> **Provided data**:
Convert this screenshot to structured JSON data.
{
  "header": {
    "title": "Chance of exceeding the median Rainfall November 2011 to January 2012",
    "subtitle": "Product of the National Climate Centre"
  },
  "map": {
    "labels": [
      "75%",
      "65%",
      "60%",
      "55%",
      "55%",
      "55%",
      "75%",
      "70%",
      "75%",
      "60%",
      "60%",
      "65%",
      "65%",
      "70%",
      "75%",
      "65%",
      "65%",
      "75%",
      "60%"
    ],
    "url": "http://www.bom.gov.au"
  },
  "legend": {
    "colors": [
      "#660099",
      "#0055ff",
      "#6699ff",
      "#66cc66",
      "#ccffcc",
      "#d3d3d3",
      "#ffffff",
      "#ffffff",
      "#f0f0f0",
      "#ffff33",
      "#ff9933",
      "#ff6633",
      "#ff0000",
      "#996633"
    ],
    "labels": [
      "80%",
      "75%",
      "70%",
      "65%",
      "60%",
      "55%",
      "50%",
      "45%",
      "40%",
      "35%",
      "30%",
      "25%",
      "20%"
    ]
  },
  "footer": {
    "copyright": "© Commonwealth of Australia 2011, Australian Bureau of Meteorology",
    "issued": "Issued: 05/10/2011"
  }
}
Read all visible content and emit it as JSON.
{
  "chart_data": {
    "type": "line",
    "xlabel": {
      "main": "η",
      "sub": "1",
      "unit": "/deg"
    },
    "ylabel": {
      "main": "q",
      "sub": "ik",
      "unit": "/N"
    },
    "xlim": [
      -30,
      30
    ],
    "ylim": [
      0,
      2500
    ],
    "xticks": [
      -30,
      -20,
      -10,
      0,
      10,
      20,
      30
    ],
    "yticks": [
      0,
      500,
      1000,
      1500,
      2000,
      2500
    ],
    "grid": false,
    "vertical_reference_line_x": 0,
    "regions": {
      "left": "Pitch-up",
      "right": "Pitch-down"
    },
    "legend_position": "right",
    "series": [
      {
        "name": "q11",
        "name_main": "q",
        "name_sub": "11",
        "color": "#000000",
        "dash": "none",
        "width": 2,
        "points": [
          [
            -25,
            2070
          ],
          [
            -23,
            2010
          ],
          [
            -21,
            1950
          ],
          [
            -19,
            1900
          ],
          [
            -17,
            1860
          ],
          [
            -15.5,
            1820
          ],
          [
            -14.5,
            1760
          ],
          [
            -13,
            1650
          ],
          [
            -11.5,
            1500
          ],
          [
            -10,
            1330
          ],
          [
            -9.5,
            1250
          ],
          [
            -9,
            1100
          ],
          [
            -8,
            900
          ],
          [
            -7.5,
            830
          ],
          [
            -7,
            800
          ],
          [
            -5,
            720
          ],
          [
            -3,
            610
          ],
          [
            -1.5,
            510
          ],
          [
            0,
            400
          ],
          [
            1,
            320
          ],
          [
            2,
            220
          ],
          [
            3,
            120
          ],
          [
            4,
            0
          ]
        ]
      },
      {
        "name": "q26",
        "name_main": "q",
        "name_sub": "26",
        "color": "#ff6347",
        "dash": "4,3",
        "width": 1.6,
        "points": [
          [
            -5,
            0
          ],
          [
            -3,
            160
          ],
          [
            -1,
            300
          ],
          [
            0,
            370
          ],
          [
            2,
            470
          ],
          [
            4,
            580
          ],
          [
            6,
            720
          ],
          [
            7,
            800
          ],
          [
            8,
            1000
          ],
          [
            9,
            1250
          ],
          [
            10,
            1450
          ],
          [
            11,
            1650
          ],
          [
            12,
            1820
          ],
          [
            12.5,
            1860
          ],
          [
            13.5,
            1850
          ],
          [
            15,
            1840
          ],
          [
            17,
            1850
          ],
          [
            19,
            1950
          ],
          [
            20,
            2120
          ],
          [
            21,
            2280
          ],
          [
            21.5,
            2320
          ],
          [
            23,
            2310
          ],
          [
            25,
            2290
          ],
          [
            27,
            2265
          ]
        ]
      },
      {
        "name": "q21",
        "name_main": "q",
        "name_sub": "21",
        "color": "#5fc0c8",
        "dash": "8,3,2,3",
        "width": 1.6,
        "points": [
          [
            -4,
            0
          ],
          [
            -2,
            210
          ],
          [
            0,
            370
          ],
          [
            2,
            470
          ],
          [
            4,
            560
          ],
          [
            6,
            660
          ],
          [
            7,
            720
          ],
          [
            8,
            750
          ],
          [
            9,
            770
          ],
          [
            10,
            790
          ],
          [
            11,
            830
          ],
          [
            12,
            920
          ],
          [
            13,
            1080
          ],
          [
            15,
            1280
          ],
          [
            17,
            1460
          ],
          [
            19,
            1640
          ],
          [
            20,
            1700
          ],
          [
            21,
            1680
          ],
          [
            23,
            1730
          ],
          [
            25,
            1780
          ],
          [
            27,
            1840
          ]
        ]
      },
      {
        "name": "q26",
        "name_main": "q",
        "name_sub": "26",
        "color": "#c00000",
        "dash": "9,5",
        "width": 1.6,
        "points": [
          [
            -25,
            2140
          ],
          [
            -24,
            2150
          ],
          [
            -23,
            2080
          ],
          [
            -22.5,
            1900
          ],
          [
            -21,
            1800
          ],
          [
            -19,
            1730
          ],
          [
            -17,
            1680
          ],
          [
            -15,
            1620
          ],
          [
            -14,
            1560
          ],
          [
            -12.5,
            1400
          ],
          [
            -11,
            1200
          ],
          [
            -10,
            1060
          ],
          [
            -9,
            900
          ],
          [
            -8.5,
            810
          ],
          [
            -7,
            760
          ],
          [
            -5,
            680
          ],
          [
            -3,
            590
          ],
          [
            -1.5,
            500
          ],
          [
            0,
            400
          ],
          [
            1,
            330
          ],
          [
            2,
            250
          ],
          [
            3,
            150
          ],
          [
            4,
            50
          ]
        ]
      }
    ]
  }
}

> **Exercise instructions**: Write the whole listing out again. Keep every line exactly as it is.

> **Full output**:
Convert this screenshot to structured JSON data.
{
  "header": {
    "title": "Chance of exceeding the median Rainfall November 2011 to January 2012",
    "subtitle": "Product of the National Climate Centre"
  },
  "map": {
    "labels": [
      "75%",
      "65%",
      "60%",
      "55%",
      "55%",
      "55%",
      "75%",
      "70%",
      "75%",
      "60%",
      "60%",
      "65%",
      "65%",
      "70%",
      "75%",
      "65%",
      "65%",
      "75%",
      "60%"
    ],
    "url": "http://www.bom.gov.au"
  },
  "legend": {
    "colors": [
      "#660099",
      "#0055ff",
      "#6699ff",
      "#66cc66",
      "#ccffcc",
      "#d3d3d3",
      "#ffffff",
      "#ffffff",
      "#f0f0f0",
      "#ffff33",
      "#ff9933",
      "#ff6633",
      "#ff0000",
      "#996633"
    ],
    "labels": [
      "80%",
      "75%",
      "70%",
      "65%",
      "60%",
      "55%",
      "50%",
      "45%",
      "40%",
      "35%",
      "30%",
      "25%",
      "20%"
    ]
  },
  "footer": {
    "copyright": "© Commonwealth of Australia 2011, Australian Bureau of Meteorology",
    "issued": "Issued: 05/10/2011"
  }
}
Read all visible content and emit it as JSON.
{
  "chart_data": {
    "type": "line",
    "xlabel": {
      "main": "η",
      "sub": "1",
      "unit": "/deg"
    },
    "ylabel": {
      "main": "q",
      "sub": "ik",
      "unit": "/N"
    },
    "xlim": [
      -30,
      30
    ],
    "ylim": [
      0,
      2500
    ],
    "xticks": [
      -30,
      -20,
      -10,
      0,
      10,
      20,
      30
    ],
    "yticks": [
      0,
      500,
      1000,
      1500,
      2000,
      2500
    ],
    "grid": false,
    "vertical_reference_line_x": 0,
    "regions": {
      "left": "Pitch-up",
      "right": "Pitch-down"
    },
    "legend_position": "right",
    "series": [
      {
        "name": "q11",
        "name_main": "q",
        "name_sub": "11",
        "color": "#000000",
        "dash": "none",
        "width": 2,
        "points": [
          [
            -25,
            2070
          ],
          [
            -23,
            2010
          ],
          [
            -21,
            1950
          ],
          [
            -19,
            1900
          ],
          [
            -17,
            1860
          ],
          [
            -15.5,
            1820
          ],
          [
            -14.5,
            1760
          ],
          [
            -13,
            1650
          ],
          [
            -11.5,
            1500
          ],
          [
            -10,
            1330
          ],
          [
            -9.5,
            1250
          ],
          [
            -9,
            1100
          ],
          [
            -8,
            900
          ],
          [
            -7.5,
            830
          ],
          [
            -7,
            800
          ],
          [
            -5,
            720
          ],
          [
            -3,
            610
          ],
          [
            -1.5,
            510
          ],
          [
            0,
            400
          ],
          [
            1,
            320
          ],
          [
            2,
            220
          ],
          [
            3,
            120
          ],
          [
            4,
            0
          ]
        ]
      },
      {
        "name": "q26",
        "name_main": "q",
        "name_sub": "26",
        "color": "#ff6347",
        "dash": "4,3",
        "width": 1.6,
        "points": [
          [
            -5,
            0
          ],
          [
            -3,
            160
          ],
          [
            -1,
            300
          ],
          [
            0,
            370
          ],
          [
            2,
            470
          ],
          [
            4,
            580
          ],
          [
            6,
            720
          ],
          [
            7,
            800
          ],
          [
            8,
            1000
          ],
          [
            9,
            1250
          ],
          [
            10,
            1450
          ],
          [
            11,
            1650
          ],
          [
            12,
            1820
          ],
          [
            12.5,
            1860
          ],
          [
            13.5,
            1850
          ],
          [
            15,
            1840
          ],
          [
            17,
            1850
          ],
          [
            19,
            1950
          ],
          [
            20,
            2120
          ],
          [
            21,
            2280
          ],
          [
            21.5,
            2320
          ],
          [
            23,
            2310
          ],
          [
            25,
            2290
          ],
          [
            27,
            2265
          ]
        ]
      },
      {
        "name": "q21",
        "name_main": "q",
        "name_sub": "21",
        "color": "#5fc0c8",
        "dash": "8,3,2,3",
        "width": 1.6,
        "points": [
          [
            -4,
            0
          ],
          [
            -2,
            210
          ],
          [
            0,
            370
          ],
          [
            2,
            470
          ],
          [
            4,
            560
          ],
          [
            6,
            660
          ],
          [
            7,
            720
          ],
          [
            8,
            750
          ],
          [
            9,
            770
          ],
          [
            10,
            790
          ],
          [
            11,
            830
          ],
          [
            12,
            920
          ],
          [
            13,
            1080
          ],
          [
            15,
            1280
          ],
          [
            17,
            1460
          ],
          [
            19,
            1640
          ],
          [
            20,
            1700
          ],
          [
            21,
            1680
          ],
          [
            23,
            1730
          ],
          [
            25,
            1780
          ],
          [
            27,
            1840
          ]
        ]
      },
      {
        "name": "q26",
        "name_main": "q",
        "name_sub": "26",
        "color": "#c00000",
        "dash": "9,5",
        "width": 1.6,
        "points": [
          [
            -25,
            2140
          ],
          [
            -24,
            2150
          ],
          [
            -23,
            2080
          ],
          [
            -22.5,
            1900
          ],
          [
            -21,
            1800
          ],
          [
            -19,
            1730
          ],
          [
            -17,
            1680
          ],
          [
            -15,
            1620
          ],
          [
            -14,
            1560
          ],
          [
            -12.5,
            1400
          ],
          [
            -11,
            1200
          ],
          [
            -10,
            1060
          ],
          [
            -9,
            900
          ],
          [
            -8.5,
            810
          ],
          [
            -7,
            760
          ],
          [
            -5,
            680
          ],
          [
            -3,
            590
          ],
          [
            -1.5,
            500
          ],
          [
            0,
            400
          ],
          [
            1,
            330
          ],
          [
            2,
            250
          ],
          [
            3,
            150
          ],
          [
            4,
            50
          ]
        ]
      }
    ]
  }
}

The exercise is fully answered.